Stated problem =>
Without including any images, repeat the data exactly.

Saved entries =>
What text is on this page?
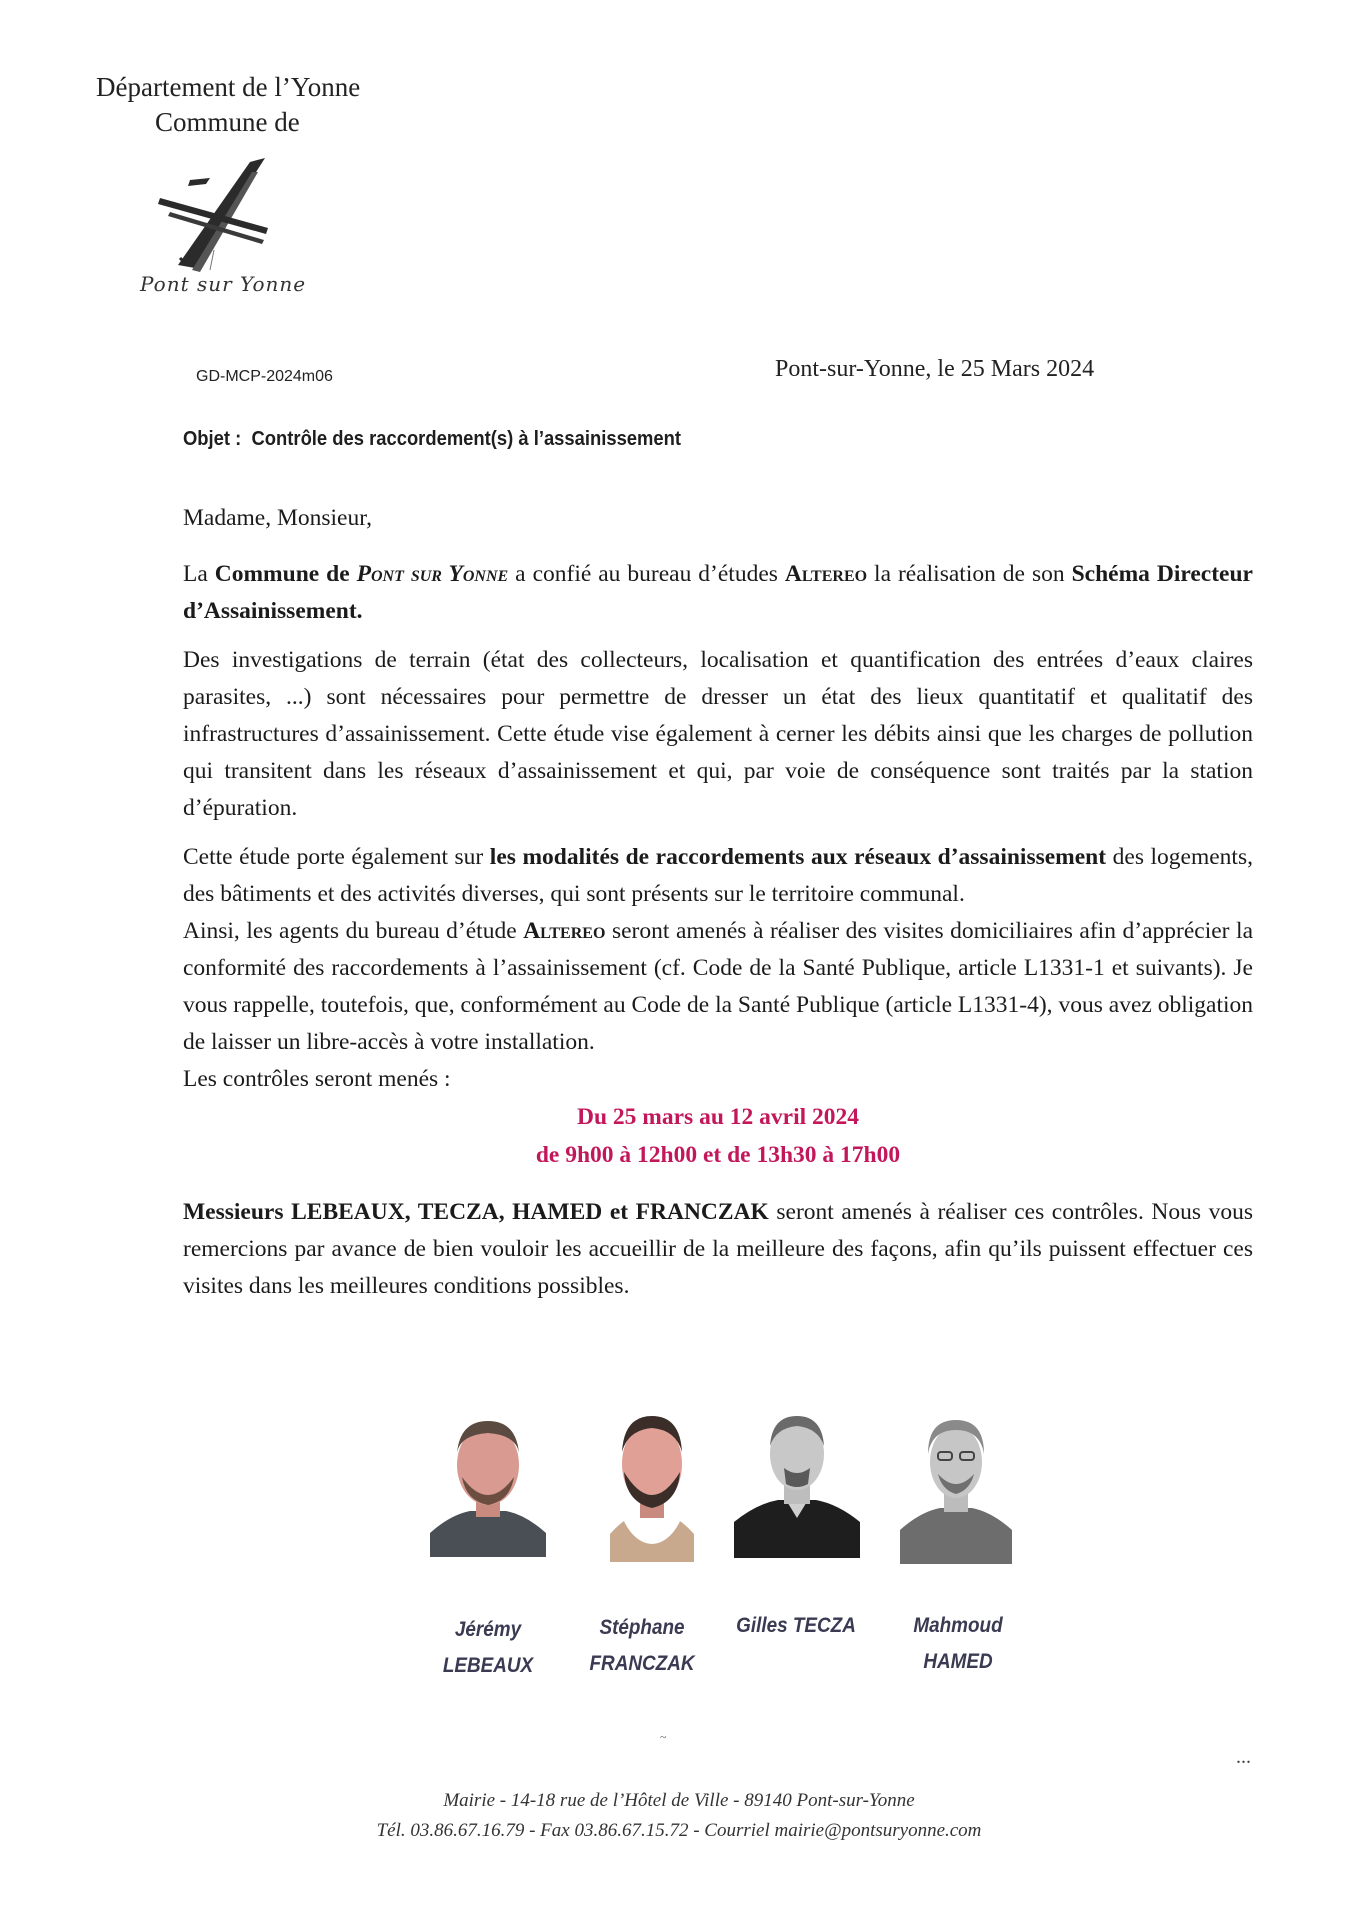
Département de l’Yonne
Commune de
Pont sur Yonne
GD-MCP-2024m06	Pont-sur-Yonne, le 25 Mars 2024
Objet : Contrôle des raccordement(s) à l’assainissement
Madame, Monsieur,

La Commune de Pont sur Yonne a confié au bureau d’études Altereo la réalisation de son Schéma Directeur d’Assainissement.

Des investigations de terrain (état des collecteurs, localisation et quantification des entrées d’eaux claires parasites, ...) sont nécessaires pour permettre de dresser un état des lieux quantitatif et qualitatif des infrastructures d’assainissement. Cette étude vise également à cerner les débits ainsi que les charges de pollution qui transitent dans les réseaux d’assainissement et qui, par voie de conséquence sont traités par la station d’épuration.

Cette étude porte également sur les modalités de raccordements aux réseaux d’assainissement des logements, des bâtiments et des activités diverses, qui sont présents sur le territoire communal.

Ainsi, les agents du bureau d’étude Altereo seront amenés à réaliser des visites domiciliaires afin d’apprécier la conformité des raccordements à l’assainissement (cf. Code de la Santé Publique, article L1331-1 et suivants). Je vous rappelle, toutefois, que, conformément au Code de la Santé Publique (article L1331-4), vous avez obligation de laisser un libre-accès à votre installation.

Les contrôles seront menés :

Du 25 mars au 12 avril 2024
de 9h00 à 12h00 et de 13h30 à 17h00

Messieurs LEBEAUX, TECZA, HAMED et FRANCZAK seront amenés à réaliser ces contrôles. Nous vous remercions par avance de bien vouloir les accueillir de la meilleure des façons, afin qu’ils puissent effectuer ces visites dans les meilleures conditions possibles.

Jérémy
LEBEAUX
Stéphane
FRANCZAK
Gilles TECZA	Mahmoud
HAMED
~
...
Mairie - 14-18 rue de l’Hôtel de Ville - 89140 Pont-sur-Yonne
Tél. 03.86.67.16.79 - Fax 03.86.67.15.72 - Courriel mairie@pontsuryonne.com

Solution =>
What text is on this page?
Département de l’Yonne
Commune de
Pont sur Yonne
GD-MCP-2024m06	Pont-sur-Yonne, le 25 Mars 2024
Objet : Contrôle des raccordement(s) à l’assainissement
Madame, Monsieur,

La Commune de Pont sur Yonne a confié au bureau d’études Altereo la réalisation de son Schéma Directeur d’Assainissement.

Des investigations de terrain (état des collecteurs, localisation et quantification des entrées d’eaux claires parasites, ...) sont nécessaires pour permettre de dresser un état des lieux quantitatif et qualitatif des infrastructures d’assainissement. Cette étude vise également à cerner les débits ainsi que les charges de pollution qui transitent dans les réseaux d’assainissement et qui, par voie de conséquence sont traités par la station d’épuration.

Cette étude porte également sur les modalités de raccordements aux réseaux d’assainissement des logements, des bâtiments et des activités diverses, qui sont présents sur le territoire communal.

Ainsi, les agents du bureau d’étude Altereo seront amenés à réaliser des visites domiciliaires afin d’apprécier la conformité des raccordements à l’assainissement (cf. Code de la Santé Publique, article L1331-1 et suivants). Je vous rappelle, toutefois, que, conformément au Code de la Santé Publique (article L1331-4), vous avez obligation de laisser un libre-accès à votre installation.

Les contrôles seront menés :

Du 25 mars au 12 avril 2024
de 9h00 à 12h00 et de 13h30 à 17h00

Messieurs LEBEAUX, TECZA, HAMED et FRANCZAK seront amenés à réaliser ces contrôles. Nous vous remercions par avance de bien vouloir les accueillir de la meilleure des façons, afin qu’ils puissent effectuer ces visites dans les meilleures conditions possibles.

Jérémy
LEBEAUX
Stéphane
FRANCZAK
Gilles TECZA	Mahmoud
HAMED
~
...
Mairie - 14-18 rue de l’Hôtel de Ville - 89140 Pont-sur-Yonne
Tél. 03.86.67.16.79 - Fax 03.86.67.15.72 - Courriel mairie@pontsuryonne.com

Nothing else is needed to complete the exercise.